PAGE EXCERPT>
::::
Parallelising Numpyro

Hi and thanks again for a great package, I really like using Numpyro!

I now have a setup working (see also this) where I am fitting a BetaBinomial model to some data and getting great results. I now have to fit multiple datasets (around 10,000 small ones) similar to the one I have tested on until now. What is the recommended approach for parallelising this? I have a server available with 40 cores and 200GB RAM.

Since the compilation time is the major time hurdle (~15s for compilation vs. ~3s for sampling) I would like to take advantage of jit compilation using jit_model_args=True in the MCMC.
As far as I’ve understood, the MCMC object (compiled) cannot be pickled and thus not used in the individual processes or is there any update on this? Is there any way of easily parallelising without the large compilation time for each run?

Thanks a lot!


1 Like

I think you can make a wrapper like run_inference and leverage joblib to distribute the tasks to each CPU.

On each CPU, if your datasets have the same shape, you can use jit_model_args=True. In case your datasets has different shapes and there is no local latent variable (e.g. the model in the previous thread works because it only contains global latent variables), you can pad the data and use mask to mask out the padded part in the model. This way, jit_model_args will work.
::::
JOBS>
(a) In the Numpyro parallelization thread, how many small datasets does the original poster need to fit?
(b) Write the next reply in the Numpyro parallelization thread, following on from its last message.

SUPPLIED DATA>
::::
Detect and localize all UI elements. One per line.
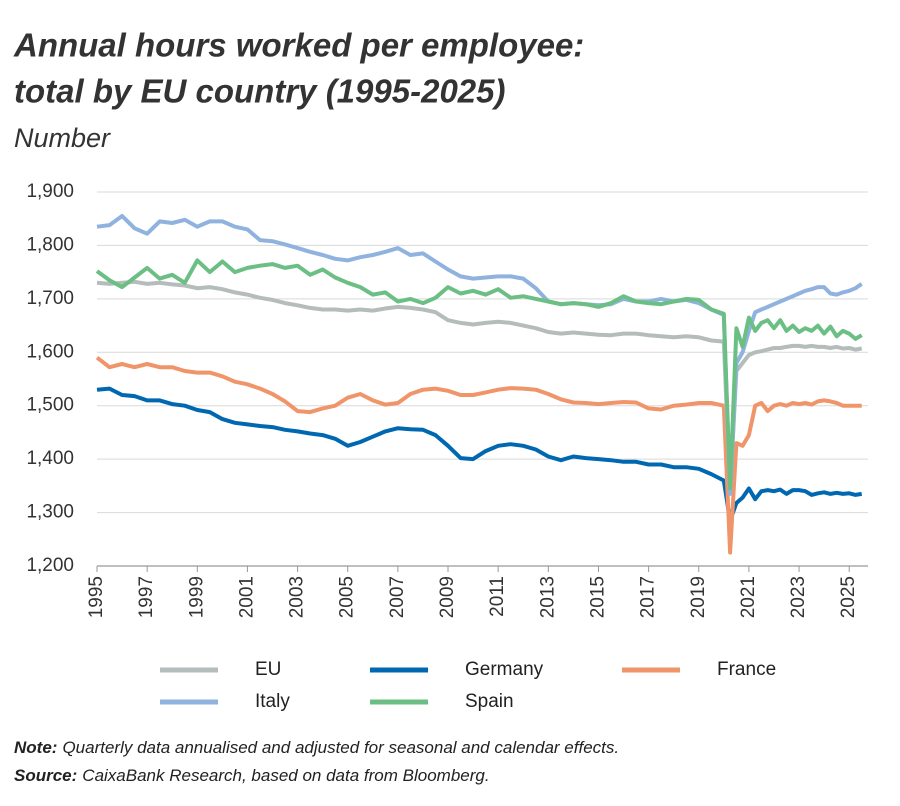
::::
ANSWERS GIVEN>
(a) Around 10,000.

(b)
You can optimize further by grouping datasets with similar shapes to each task, e.g. if you have datasets A, B, C, D whose shapes are 7, 5, 3, 9, then you can run B, C on 1 CPU and A, D on 1 CPU.

1 Like

Hi again and sorry for the long wait for my reply!

I have tried looking into joblib and run_inference and I am already trying to take advantage of jit_model_args=True. All of my many datasets share exactly the same shape (and dtype) – it is only the numbers that are different – and thus no padding or masking is needed. I just want to fit as many of these datasets as possible.

As thus, it should be a quite easy problem. However, I run into memory leaks (it seems).

I have my entire data set consisting of, say, 20 smaller data sets, which are to be fitted individually. All of them are treated as independent. Due to the compilation time being much larger than sampling time, I want to create as few child workers as possible (while still maxing out all the cores), i.e. instead of splitting the 20 data sets up into 10 chunks of 2, I would rather split it into 4 chunks of 5 (assuming having four cores available).

My code for now is the following:

def get_data():

    N = jnp.array([7642688, 7609177, 8992872, 8679915, 8877887, 8669401])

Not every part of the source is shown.